[WORK TO COMPLETE]: Transcribe each line of the material as it is, and drop any picture.

** Start RAW RECORDS **

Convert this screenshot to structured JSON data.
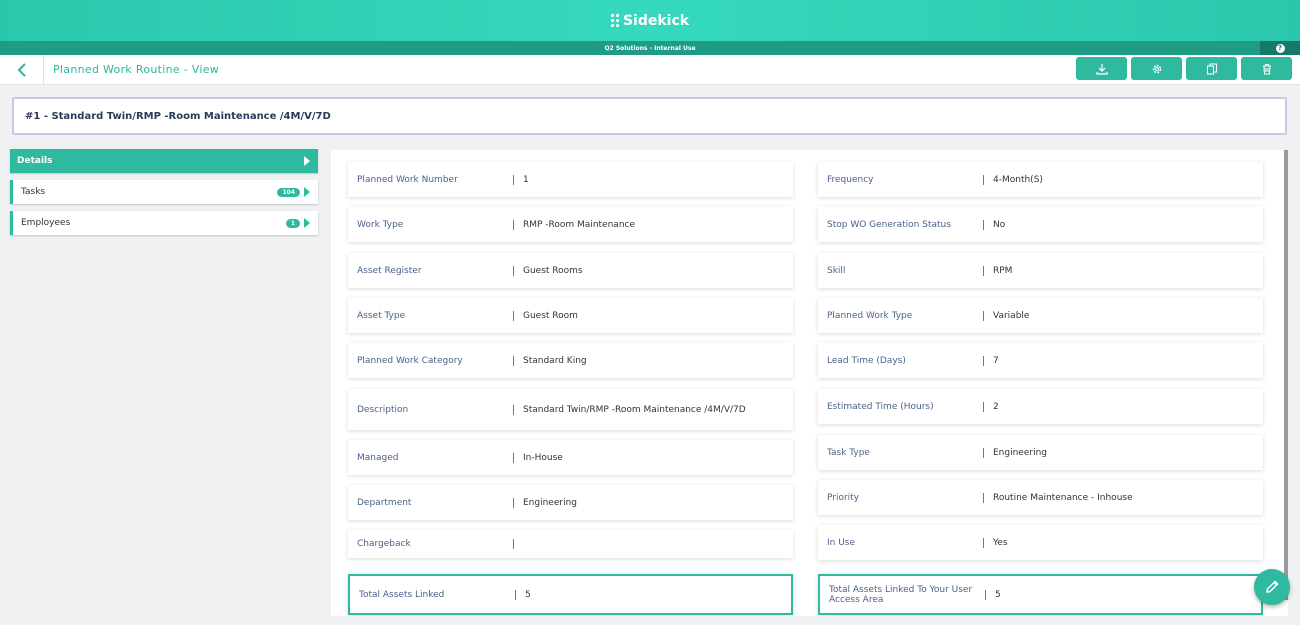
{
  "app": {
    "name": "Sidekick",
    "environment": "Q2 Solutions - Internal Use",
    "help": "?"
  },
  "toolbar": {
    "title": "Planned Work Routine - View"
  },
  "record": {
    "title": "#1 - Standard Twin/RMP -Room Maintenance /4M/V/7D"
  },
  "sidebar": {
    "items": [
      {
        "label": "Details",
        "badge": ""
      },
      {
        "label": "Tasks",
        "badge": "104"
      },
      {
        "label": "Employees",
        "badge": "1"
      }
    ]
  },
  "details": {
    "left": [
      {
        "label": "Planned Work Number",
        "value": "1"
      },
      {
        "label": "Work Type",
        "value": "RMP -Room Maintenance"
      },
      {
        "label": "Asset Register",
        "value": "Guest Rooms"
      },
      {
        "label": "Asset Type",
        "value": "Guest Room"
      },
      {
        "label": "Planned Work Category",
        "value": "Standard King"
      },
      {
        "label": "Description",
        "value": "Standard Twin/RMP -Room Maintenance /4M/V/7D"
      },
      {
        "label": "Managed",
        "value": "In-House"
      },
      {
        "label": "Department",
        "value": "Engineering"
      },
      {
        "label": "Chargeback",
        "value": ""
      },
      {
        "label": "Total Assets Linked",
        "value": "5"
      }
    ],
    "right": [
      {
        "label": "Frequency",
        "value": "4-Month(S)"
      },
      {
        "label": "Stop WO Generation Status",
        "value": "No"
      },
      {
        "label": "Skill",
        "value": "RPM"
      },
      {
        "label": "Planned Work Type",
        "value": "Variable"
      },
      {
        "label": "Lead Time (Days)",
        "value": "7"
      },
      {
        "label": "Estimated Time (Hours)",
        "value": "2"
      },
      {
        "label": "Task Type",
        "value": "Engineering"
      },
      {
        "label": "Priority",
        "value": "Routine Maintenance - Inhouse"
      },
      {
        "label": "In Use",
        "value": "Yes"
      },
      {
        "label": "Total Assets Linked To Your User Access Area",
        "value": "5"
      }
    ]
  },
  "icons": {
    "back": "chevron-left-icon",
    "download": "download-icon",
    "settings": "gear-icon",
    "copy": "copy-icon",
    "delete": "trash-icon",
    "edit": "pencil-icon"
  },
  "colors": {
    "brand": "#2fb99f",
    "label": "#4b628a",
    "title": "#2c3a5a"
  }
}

** End RAW RECORDS **

[ANSWER TO THIS PROBLEM]:
Convert this screenshot to structured JSON data.
{
  "app": {
    "name": "Sidekick",
    "environment": "Q2 Solutions - Internal Use",
    "help": "?"
  },
  "toolbar": {
    "title": "Planned Work Routine - View"
  },
  "record": {
    "title": "#1 - Standard Twin/RMP -Room Maintenance /4M/V/7D"
  },
  "sidebar": {
    "items": [
      {
        "label": "Details",
        "badge": ""
      },
      {
        "label": "Tasks",
        "badge": "104"
      },
      {
        "label": "Employees",
        "badge": "1"
      }
    ]
  },
  "details": {
    "left": [
      {
        "label": "Planned Work Number",
        "value": "1"
      },
      {
        "label": "Work Type",
        "value": "RMP -Room Maintenance"
      },
      {
        "label": "Asset Register",
        "value": "Guest Rooms"
      },
      {
        "label": "Asset Type",
        "value": "Guest Room"
      },
      {
        "label": "Planned Work Category",
        "value": "Standard King"
      },
      {
        "label": "Description",
        "value": "Standard Twin/RMP -Room Maintenance /4M/V/7D"
      },
      {
        "label": "Managed",
        "value": "In-House"
      },
      {
        "label": "Department",
        "value": "Engineering"
      },
      {
        "label": "Chargeback",
        "value": ""
      },
      {
        "label": "Total Assets Linked",
        "value": "5"
      }
    ],
    "right": [
      {
        "label": "Frequency",
        "value": "4-Month(S)"
      },
      {
        "label": "Stop WO Generation Status",
        "value": "No"
      },
      {
        "label": "Skill",
        "value": "RPM"
      },
      {
        "label": "Planned Work Type",
        "value": "Variable"
      },
      {
        "label": "Lead Time (Days)",
        "value": "7"
      },
      {
        "label": "Estimated Time (Hours)",
        "value": "2"
      },
      {
        "label": "Task Type",
        "value": "Engineering"
      },
      {
        "label": "Priority",
        "value": "Routine Maintenance - Inhouse"
      },
      {
        "label": "In Use",
        "value": "Yes"
      },
      {
        "label": "Total Assets Linked To Your User Access Area",
        "value": "5"
      }
    ]
  },
  "icons": {
    "back": "chevron-left-icon",
    "download": "download-icon",
    "settings": "gear-icon",
    "copy": "copy-icon",
    "delete": "trash-icon",
    "edit": "pencil-icon"
  },
  "colors": {
    "brand": "#2fb99f",
    "label": "#4b628a",
    "title": "#2c3a5a"
  }
}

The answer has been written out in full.